Task directions:
State the number of lines that hold the string "fill", with nothing added.

========

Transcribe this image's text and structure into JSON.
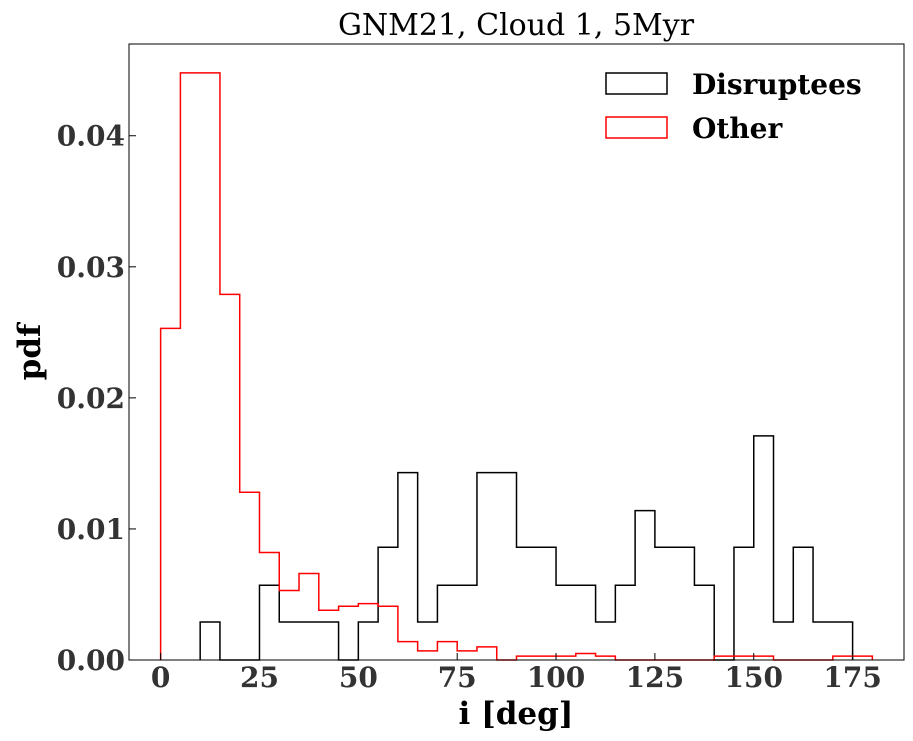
{
  "chart_data": {
    "type": "histogram-step",
    "title": "GNM21, Cloud 1, 5Myr",
    "xlabel": "i [deg]",
    "ylabel": "pdf",
    "xlim": [
      -8,
      188
    ],
    "ylim": [
      0,
      0.047
    ],
    "xticks": [
      0,
      25,
      50,
      75,
      100,
      125,
      150,
      175
    ],
    "yticks": [
      0.0,
      0.01,
      0.02,
      0.03,
      0.04
    ],
    "ytick_labels": [
      "0.00",
      "0.01",
      "0.02",
      "0.03",
      "0.04"
    ],
    "bin_width": 5,
    "legend_position": "top-right",
    "series": [
      {
        "name": "Disruptees",
        "color": "#000000",
        "bin_edges": [
          10,
          15,
          20,
          25,
          30,
          35,
          40,
          45,
          50,
          55,
          60,
          65,
          70,
          75,
          80,
          85,
          90,
          95,
          100,
          105,
          110,
          115,
          120,
          125,
          130,
          135,
          140,
          145,
          150,
          155,
          160,
          165,
          170,
          175
        ],
        "values": [
          0.0029,
          0,
          0,
          0.0057,
          0.0029,
          0.0029,
          0.0029,
          0,
          0.0029,
          0.0086,
          0.0143,
          0.0029,
          0.0057,
          0.0057,
          0.0143,
          0.0143,
          0.0086,
          0.0086,
          0.0057,
          0.0057,
          0.0029,
          0.0057,
          0.0114,
          0.0086,
          0.0086,
          0.0057,
          0,
          0.0086,
          0.0171,
          0.0029,
          0.0086,
          0.0029,
          0.0029
        ]
      },
      {
        "name": "Other",
        "color": "#ff0000",
        "bin_edges": [
          0,
          5,
          10,
          15,
          20,
          25,
          30,
          35,
          40,
          45,
          50,
          55,
          60,
          65,
          70,
          75,
          80,
          85,
          90,
          95,
          100,
          105,
          110,
          115,
          120,
          125,
          130,
          135,
          140,
          145,
          150,
          155,
          160,
          165,
          170,
          175,
          180
        ],
        "values": [
          0.0253,
          0.0448,
          0.0448,
          0.0279,
          0.0128,
          0.0082,
          0.0053,
          0.0066,
          0.0038,
          0.0041,
          0.0043,
          0.0041,
          0.0014,
          0.0007,
          0.0014,
          0.0007,
          0.001,
          0,
          0.0003,
          0.0003,
          0.0003,
          0.0005,
          0.0003,
          0,
          0,
          0,
          0,
          0,
          0.0003,
          0.0003,
          0.0003,
          0,
          0,
          0,
          0.0003,
          0.0003
        ]
      }
    ]
  }
}
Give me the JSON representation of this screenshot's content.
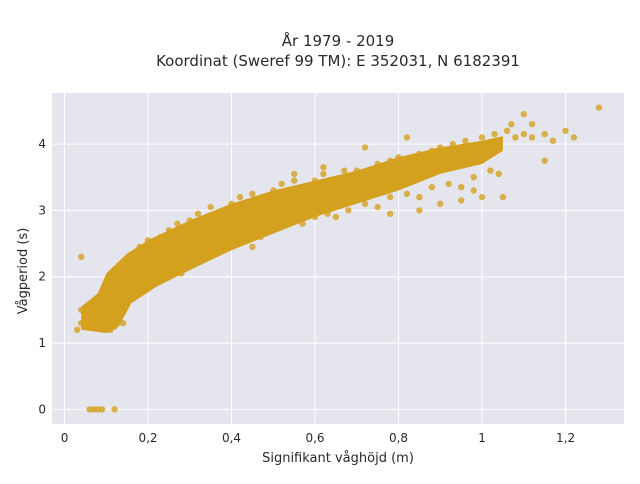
{
  "chart_data": {
    "type": "scatter",
    "title": [
      "År 1979 - 2019",
      "Koordinat (Sweref 99 TM): E 352031, N 6182391"
    ],
    "xlabel": "Signifikant våghöjd (m)",
    "ylabel": "Vågperiod (s)",
    "xlim": [
      -0.03,
      1.34
    ],
    "ylim": [
      -0.22,
      4.77
    ],
    "xticks": [
      0,
      0.2,
      0.4,
      0.6,
      0.8,
      1,
      1.2
    ],
    "xtick_labels": [
      "0",
      "0,2",
      "0,4",
      "0,6",
      "0,8",
      "1",
      "1,2"
    ],
    "yticks": [
      0,
      1,
      2,
      3,
      4
    ],
    "ytick_labels": [
      "0",
      "1",
      "2",
      "3",
      "4"
    ],
    "grid": true,
    "background": "#e5e5ee",
    "marker_color": "#d4a11e",
    "marker_opacity": 0.8,
    "series": [
      {
        "points": [
          [
            0.06,
            0.0
          ],
          [
            0.07,
            0.0
          ],
          [
            0.08,
            0.0
          ],
          [
            0.09,
            0.0
          ],
          [
            0.12,
            0.0
          ],
          [
            0.04,
            2.3
          ],
          [
            0.03,
            1.2
          ],
          [
            0.04,
            1.3
          ],
          [
            0.05,
            1.25
          ],
          [
            0.06,
            1.45
          ],
          [
            0.04,
            1.5
          ],
          [
            0.07,
            1.55
          ],
          [
            0.05,
            1.35
          ],
          [
            0.08,
            1.6
          ],
          [
            0.09,
            1.4
          ],
          [
            0.1,
            1.3
          ],
          [
            0.11,
            1.2
          ],
          [
            0.12,
            1.25
          ],
          [
            0.14,
            1.3
          ],
          [
            0.1,
            1.75
          ],
          [
            0.12,
            1.95
          ],
          [
            0.13,
            2.15
          ],
          [
            0.15,
            2.05
          ],
          [
            0.16,
            2.3
          ],
          [
            0.18,
            2.45
          ],
          [
            0.2,
            2.55
          ],
          [
            0.17,
            1.8
          ],
          [
            0.19,
            2.0
          ],
          [
            0.21,
            2.1
          ],
          [
            0.23,
            2.6
          ],
          [
            0.25,
            2.7
          ],
          [
            0.27,
            2.8
          ],
          [
            0.24,
            2.25
          ],
          [
            0.26,
            2.35
          ],
          [
            0.28,
            2.2
          ],
          [
            0.3,
            2.85
          ],
          [
            0.32,
            2.95
          ],
          [
            0.35,
            3.05
          ],
          [
            0.31,
            2.4
          ],
          [
            0.34,
            2.5
          ],
          [
            0.37,
            2.45
          ],
          [
            0.4,
            3.1
          ],
          [
            0.42,
            3.2
          ],
          [
            0.45,
            3.25
          ],
          [
            0.4,
            2.55
          ],
          [
            0.43,
            2.65
          ],
          [
            0.47,
            2.6
          ],
          [
            0.5,
            3.3
          ],
          [
            0.52,
            3.4
          ],
          [
            0.55,
            3.45
          ],
          [
            0.5,
            2.75
          ],
          [
            0.53,
            2.85
          ],
          [
            0.57,
            2.8
          ],
          [
            0.6,
            3.45
          ],
          [
            0.62,
            3.55
          ],
          [
            0.6,
            2.9
          ],
          [
            0.63,
            2.95
          ],
          [
            0.65,
            2.9
          ],
          [
            0.67,
            3.6
          ],
          [
            0.7,
            3.6
          ],
          [
            0.68,
            3.0
          ],
          [
            0.72,
            3.1
          ],
          [
            0.75,
            3.05
          ],
          [
            0.75,
            3.7
          ],
          [
            0.78,
            3.75
          ],
          [
            0.8,
            3.8
          ],
          [
            0.78,
            3.2
          ],
          [
            0.82,
            3.25
          ],
          [
            0.85,
            3.2
          ],
          [
            0.85,
            3.85
          ],
          [
            0.88,
            3.9
          ],
          [
            0.9,
            3.95
          ],
          [
            0.88,
            3.35
          ],
          [
            0.92,
            3.4
          ],
          [
            0.95,
            3.35
          ],
          [
            0.93,
            4.0
          ],
          [
            0.96,
            4.05
          ],
          [
            1.0,
            4.1
          ],
          [
            0.98,
            3.5
          ],
          [
            1.02,
            3.6
          ],
          [
            1.04,
            3.55
          ],
          [
            1.03,
            4.15
          ],
          [
            1.06,
            4.2
          ],
          [
            1.08,
            4.1
          ],
          [
            1.1,
            4.15
          ],
          [
            1.12,
            4.1
          ],
          [
            1.15,
            4.15
          ],
          [
            1.17,
            4.05
          ],
          [
            1.2,
            4.2
          ],
          [
            1.22,
            4.1
          ],
          [
            1.1,
            4.45
          ],
          [
            1.15,
            3.75
          ],
          [
            1.28,
            4.55
          ],
          [
            1.05,
            3.2
          ],
          [
            1.0,
            3.2
          ],
          [
            0.95,
            3.15
          ],
          [
            0.85,
            3.0
          ],
          [
            0.78,
            2.95
          ],
          [
            0.82,
            4.1
          ],
          [
            0.72,
            3.95
          ],
          [
            0.62,
            3.65
          ],
          [
            0.55,
            3.55
          ],
          [
            0.9,
            3.1
          ],
          [
            0.98,
            3.3
          ],
          [
            1.07,
            4.3
          ],
          [
            1.12,
            4.3
          ],
          [
            0.35,
            2.35
          ],
          [
            0.22,
            1.95
          ],
          [
            0.15,
            1.7
          ],
          [
            0.18,
            1.85
          ],
          [
            0.28,
            2.05
          ],
          [
            0.45,
            2.45
          ],
          [
            0.65,
            3.25
          ],
          [
            0.7,
            3.35
          ]
        ]
      }
    ]
  }
}
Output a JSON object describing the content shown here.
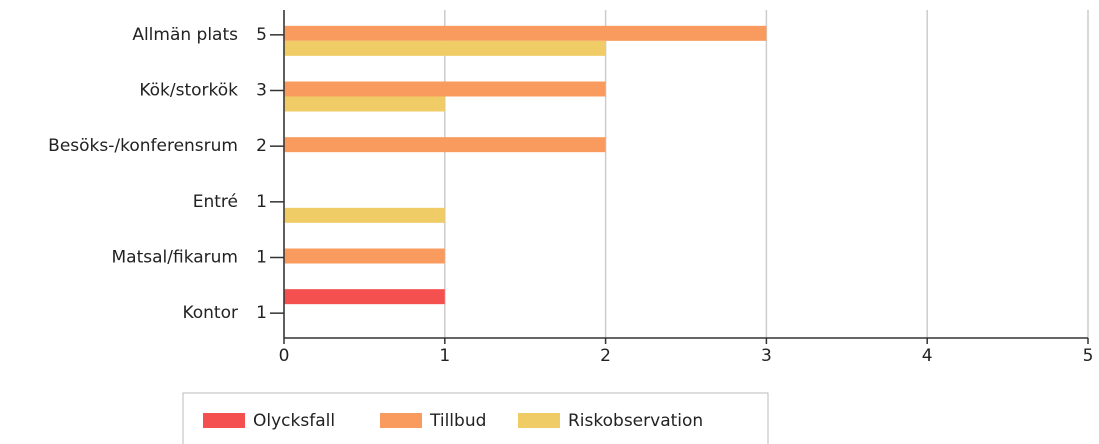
{
  "chart_data": {
    "type": "bar",
    "orientation": "horizontal",
    "categories": [
      "Allmän plats",
      "Kök/storkök",
      "Besöks-/konferensrum",
      "Entré",
      "Matsal/fikarum",
      "Kontor"
    ],
    "totals": [
      5,
      3,
      2,
      1,
      1,
      1
    ],
    "series": [
      {
        "name": "Olycksfall",
        "color": "#f55050",
        "values": [
          0,
          0,
          0,
          0,
          0,
          1
        ]
      },
      {
        "name": "Tillbud",
        "color": "#f99b5e",
        "values": [
          3,
          2,
          2,
          0,
          1,
          0
        ]
      },
      {
        "name": "Riskobservation",
        "color": "#f0cc66",
        "values": [
          2,
          1,
          0,
          1,
          0,
          0
        ]
      }
    ],
    "xlim": [
      0,
      5
    ],
    "xticks": [
      0,
      1,
      2,
      3,
      4,
      5
    ],
    "grid": true
  }
}
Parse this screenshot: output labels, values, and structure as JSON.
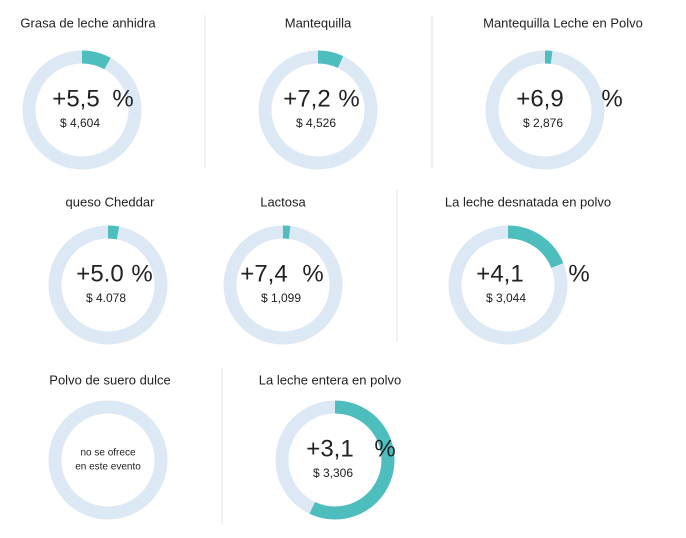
{
  "unit": "%",
  "items": [
    {
      "title": "Grasa de leche anhidra",
      "change": "+5,5",
      "price": "$ 4,604",
      "fill": 8
    },
    {
      "title": "Mantequilla",
      "change": "+7,2",
      "price": "$ 4,526",
      "fill": 7
    },
    {
      "title": "Mantequilla Leche en Polvo",
      "change": "+6,9",
      "price": "$ 2,876",
      "fill": 2
    },
    {
      "title": "queso Cheddar",
      "change": "+5.0",
      "price": "$ 4.078",
      "fill": 3
    },
    {
      "title": "Lactosa",
      "change": "+7,4",
      "price": "$ 1,099",
      "fill": 2
    },
    {
      "title": "La leche desnatada en polvo",
      "change": "+4,1",
      "price": "$ 3,044",
      "fill": 19
    },
    {
      "title": "Polvo de suero dulce",
      "note": [
        "no se ofrece",
        "en este evento"
      ]
    },
    {
      "title": "La leche entera en polvo",
      "change": "+3,1",
      "price": "$ 3,306",
      "fill": 57
    }
  ]
}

========

Reply to the exercise:
7